--- COMPITO RICHIESTO ---
Trascriva senza modifiche le righe dell'elenco dall'inizio fino alla riga che contiene "dialogue-line [237,475,1177,552]", inclusa quest'ultima.

--- DATI REGISTRATI ---
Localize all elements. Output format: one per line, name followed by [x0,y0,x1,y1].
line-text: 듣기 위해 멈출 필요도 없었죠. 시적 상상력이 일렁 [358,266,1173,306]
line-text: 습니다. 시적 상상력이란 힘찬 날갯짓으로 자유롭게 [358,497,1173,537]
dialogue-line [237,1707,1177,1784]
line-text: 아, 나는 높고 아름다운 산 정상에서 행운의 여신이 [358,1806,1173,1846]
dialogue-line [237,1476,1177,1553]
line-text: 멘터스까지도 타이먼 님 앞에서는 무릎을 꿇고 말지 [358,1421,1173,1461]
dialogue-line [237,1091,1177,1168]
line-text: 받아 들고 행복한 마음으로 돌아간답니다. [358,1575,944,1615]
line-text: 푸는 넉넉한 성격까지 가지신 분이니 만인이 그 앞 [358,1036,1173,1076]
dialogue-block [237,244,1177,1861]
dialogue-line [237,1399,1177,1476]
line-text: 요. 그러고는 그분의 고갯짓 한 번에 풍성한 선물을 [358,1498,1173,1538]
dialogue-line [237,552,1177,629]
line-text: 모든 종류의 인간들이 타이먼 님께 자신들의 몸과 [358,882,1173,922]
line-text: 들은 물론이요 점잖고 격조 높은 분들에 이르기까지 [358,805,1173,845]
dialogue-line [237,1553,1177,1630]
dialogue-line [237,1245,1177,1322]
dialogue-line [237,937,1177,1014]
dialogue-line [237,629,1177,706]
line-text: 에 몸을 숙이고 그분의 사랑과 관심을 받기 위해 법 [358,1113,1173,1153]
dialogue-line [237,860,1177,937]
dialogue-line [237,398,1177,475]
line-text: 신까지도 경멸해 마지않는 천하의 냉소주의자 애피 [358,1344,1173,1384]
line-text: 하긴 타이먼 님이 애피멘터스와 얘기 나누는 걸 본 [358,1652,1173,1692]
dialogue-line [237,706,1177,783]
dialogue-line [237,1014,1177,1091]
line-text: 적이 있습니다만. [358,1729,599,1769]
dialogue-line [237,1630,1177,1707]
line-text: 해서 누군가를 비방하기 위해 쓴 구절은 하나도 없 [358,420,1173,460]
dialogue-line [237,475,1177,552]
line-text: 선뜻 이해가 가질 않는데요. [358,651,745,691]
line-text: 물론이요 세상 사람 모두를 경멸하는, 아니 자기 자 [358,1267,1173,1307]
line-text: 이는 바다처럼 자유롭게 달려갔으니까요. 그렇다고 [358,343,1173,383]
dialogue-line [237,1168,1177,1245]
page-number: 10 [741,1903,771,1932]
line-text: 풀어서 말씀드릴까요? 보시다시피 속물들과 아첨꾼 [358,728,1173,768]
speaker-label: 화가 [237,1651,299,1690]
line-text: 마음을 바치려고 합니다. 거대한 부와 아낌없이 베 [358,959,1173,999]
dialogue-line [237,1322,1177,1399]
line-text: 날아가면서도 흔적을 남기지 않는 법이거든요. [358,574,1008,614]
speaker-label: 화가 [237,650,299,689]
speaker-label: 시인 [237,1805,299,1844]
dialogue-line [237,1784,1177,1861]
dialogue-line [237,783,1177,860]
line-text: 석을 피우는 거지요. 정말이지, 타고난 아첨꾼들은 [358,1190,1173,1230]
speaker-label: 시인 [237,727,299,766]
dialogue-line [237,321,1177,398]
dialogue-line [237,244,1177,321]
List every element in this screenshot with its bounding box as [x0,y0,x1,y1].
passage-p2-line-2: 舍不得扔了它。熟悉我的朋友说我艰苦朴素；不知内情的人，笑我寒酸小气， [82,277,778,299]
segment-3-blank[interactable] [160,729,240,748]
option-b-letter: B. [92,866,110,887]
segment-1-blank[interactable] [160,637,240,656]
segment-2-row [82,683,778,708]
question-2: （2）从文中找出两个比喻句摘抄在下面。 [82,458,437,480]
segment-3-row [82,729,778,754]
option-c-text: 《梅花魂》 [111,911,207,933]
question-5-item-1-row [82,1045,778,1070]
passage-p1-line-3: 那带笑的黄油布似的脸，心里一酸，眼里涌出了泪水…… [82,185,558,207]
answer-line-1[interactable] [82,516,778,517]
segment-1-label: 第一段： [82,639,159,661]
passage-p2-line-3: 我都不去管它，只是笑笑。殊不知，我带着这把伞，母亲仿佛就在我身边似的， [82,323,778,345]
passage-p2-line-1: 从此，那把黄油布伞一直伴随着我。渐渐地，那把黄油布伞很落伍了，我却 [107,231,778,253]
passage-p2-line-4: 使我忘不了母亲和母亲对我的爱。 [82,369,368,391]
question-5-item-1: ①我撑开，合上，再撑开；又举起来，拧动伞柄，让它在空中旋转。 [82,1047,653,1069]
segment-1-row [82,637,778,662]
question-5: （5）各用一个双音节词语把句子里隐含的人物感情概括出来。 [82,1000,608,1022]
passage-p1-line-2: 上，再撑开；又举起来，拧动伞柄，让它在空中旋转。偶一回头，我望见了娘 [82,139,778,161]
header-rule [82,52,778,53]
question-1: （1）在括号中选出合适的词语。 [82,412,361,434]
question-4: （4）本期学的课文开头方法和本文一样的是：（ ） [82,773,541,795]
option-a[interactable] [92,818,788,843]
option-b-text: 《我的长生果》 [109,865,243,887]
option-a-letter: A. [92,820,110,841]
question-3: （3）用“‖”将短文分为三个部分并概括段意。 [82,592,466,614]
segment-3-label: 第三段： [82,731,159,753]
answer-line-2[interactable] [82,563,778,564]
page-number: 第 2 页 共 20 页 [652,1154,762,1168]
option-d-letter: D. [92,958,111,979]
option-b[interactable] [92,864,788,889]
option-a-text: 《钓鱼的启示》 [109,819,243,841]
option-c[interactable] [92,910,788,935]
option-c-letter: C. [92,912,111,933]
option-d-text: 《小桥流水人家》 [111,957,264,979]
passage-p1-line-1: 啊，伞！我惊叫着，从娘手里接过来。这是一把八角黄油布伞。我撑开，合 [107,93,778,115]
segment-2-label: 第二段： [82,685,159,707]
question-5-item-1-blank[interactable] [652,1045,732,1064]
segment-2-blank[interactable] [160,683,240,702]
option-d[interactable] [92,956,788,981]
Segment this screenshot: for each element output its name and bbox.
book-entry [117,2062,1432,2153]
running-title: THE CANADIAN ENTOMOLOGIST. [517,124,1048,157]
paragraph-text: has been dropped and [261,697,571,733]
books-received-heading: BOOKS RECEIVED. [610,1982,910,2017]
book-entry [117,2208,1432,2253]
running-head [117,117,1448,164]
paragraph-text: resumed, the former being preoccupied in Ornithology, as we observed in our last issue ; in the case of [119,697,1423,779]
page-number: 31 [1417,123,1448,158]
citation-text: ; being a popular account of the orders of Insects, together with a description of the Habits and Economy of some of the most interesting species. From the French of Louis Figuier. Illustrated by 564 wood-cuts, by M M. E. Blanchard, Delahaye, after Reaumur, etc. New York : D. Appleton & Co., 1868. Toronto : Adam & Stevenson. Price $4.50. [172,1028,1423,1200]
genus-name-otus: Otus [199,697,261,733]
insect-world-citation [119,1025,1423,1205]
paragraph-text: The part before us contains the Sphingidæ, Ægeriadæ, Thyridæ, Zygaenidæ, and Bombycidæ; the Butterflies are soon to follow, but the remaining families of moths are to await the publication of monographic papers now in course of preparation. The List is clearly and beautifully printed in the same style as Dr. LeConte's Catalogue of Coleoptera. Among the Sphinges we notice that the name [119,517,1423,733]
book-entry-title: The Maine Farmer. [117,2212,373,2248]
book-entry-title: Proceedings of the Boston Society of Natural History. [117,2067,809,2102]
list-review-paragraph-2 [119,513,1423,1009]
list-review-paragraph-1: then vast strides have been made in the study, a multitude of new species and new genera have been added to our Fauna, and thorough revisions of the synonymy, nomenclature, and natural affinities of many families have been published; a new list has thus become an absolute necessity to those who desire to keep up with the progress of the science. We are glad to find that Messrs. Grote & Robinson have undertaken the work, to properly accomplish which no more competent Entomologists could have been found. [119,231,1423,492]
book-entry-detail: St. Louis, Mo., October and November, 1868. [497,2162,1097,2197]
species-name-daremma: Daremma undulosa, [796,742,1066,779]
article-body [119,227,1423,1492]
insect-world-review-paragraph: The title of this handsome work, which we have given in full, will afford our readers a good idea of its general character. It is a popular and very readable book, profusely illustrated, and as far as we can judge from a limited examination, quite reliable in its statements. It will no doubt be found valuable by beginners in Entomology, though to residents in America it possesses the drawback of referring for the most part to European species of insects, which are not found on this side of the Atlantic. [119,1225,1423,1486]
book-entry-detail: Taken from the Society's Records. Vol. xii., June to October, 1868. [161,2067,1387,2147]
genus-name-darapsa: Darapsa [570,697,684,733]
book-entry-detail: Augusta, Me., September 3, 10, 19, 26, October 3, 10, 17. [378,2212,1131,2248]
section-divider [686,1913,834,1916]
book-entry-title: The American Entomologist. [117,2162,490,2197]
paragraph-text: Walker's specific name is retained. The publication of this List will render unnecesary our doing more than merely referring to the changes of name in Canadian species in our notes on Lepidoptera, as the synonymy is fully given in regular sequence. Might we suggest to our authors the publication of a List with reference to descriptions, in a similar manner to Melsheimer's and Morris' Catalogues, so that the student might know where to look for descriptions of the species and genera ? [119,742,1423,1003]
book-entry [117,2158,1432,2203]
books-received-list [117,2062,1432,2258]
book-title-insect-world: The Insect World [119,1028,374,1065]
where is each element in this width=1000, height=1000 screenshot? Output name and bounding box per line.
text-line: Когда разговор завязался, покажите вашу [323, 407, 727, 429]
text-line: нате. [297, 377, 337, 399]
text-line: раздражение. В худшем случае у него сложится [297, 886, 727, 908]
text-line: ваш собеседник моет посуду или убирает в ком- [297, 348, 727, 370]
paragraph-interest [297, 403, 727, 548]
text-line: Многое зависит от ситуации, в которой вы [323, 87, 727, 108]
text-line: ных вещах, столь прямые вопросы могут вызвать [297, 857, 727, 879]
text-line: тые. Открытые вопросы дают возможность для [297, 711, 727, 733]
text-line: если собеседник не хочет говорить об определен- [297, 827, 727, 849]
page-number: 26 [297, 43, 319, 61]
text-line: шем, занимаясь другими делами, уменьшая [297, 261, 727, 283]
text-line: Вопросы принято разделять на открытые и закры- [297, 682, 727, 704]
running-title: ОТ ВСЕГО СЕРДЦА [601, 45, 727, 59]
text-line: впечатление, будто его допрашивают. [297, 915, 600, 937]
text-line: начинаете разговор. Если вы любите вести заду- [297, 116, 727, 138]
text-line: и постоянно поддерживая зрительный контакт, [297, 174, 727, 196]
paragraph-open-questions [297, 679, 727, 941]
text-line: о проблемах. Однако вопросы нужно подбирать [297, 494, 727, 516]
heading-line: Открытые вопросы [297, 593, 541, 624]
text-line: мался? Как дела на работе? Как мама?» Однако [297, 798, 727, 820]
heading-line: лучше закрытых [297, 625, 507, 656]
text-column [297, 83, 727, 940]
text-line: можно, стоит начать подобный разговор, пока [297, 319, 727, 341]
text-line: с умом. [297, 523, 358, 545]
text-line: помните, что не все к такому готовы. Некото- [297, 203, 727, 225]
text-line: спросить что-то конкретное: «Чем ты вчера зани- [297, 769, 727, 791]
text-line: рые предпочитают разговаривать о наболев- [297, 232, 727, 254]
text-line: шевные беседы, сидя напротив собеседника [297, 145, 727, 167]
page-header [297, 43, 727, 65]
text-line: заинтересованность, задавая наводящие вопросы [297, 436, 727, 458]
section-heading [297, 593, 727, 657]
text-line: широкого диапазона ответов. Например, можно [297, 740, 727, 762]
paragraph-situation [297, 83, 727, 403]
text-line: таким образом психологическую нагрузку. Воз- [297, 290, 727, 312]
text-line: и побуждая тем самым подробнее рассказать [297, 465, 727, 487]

--- SOLUZIONE PROPOSTA ---
Localize all elements. Output format: one per line, name followed by [x0,y0,x1,y1].
line-text: 듣기 위해 멈출 필요도 없었죠. 시적 상상력이 일렁 [358,266,1173,306]
line-text: 습니다. 시적 상상력이란 힘찬 날갯짓으로 자유롭게 [358,497,1173,537]
dialogue-line [237,1707,1177,1784]
line-text: 아, 나는 높고 아름다운 산 정상에서 행운의 여신이 [358,1806,1173,1846]
dialogue-line [237,1476,1177,1553]
line-text: 멘터스까지도 타이먼 님 앞에서는 무릎을 꿇고 말지 [358,1421,1173,1461]
dialogue-line [237,1091,1177,1168]
line-text: 받아 들고 행복한 마음으로 돌아간답니다. [358,1575,944,1615]
line-text: 푸는 넉넉한 성격까지 가지신 분이니 만인이 그 앞 [358,1036,1173,1076]
dialogue-block [237,244,1177,1861]
dialogue-line [237,1399,1177,1476]
line-text: 요. 그러고는 그분의 고갯짓 한 번에 풍성한 선물을 [358,1498,1173,1538]
dialogue-line [237,552,1177,629]
line-text: 모든 종류의 인간들이 타이먼 님께 자신들의 몸과 [358,882,1173,922]
line-text: 들은 물론이요 점잖고 격조 높은 분들에 이르기까지 [358,805,1173,845]
dialogue-line [237,1553,1177,1630]
dialogue-line [237,1245,1177,1322]
dialogue-line [237,937,1177,1014]
dialogue-line [237,629,1177,706]
line-text: 에 몸을 숙이고 그분의 사랑과 관심을 받기 위해 법 [358,1113,1173,1153]
dialogue-line [237,860,1177,937]
dialogue-line [237,398,1177,475]
line-text: 신까지도 경멸해 마지않는 천하의 냉소주의자 애피 [358,1344,1173,1384]
line-text: 하긴 타이먼 님이 애피멘터스와 얘기 나누는 걸 본 [358,1652,1173,1692]
dialogue-line [237,706,1177,783]
dialogue-line [237,1014,1177,1091]
line-text: 적이 있습니다만. [358,1729,599,1769]
dialogue-line [237,1630,1177,1707]
line-text: 해서 누군가를 비방하기 위해 쓴 구절은 하나도 없 [358,420,1173,460]
dialogue-line [237,475,1177,552]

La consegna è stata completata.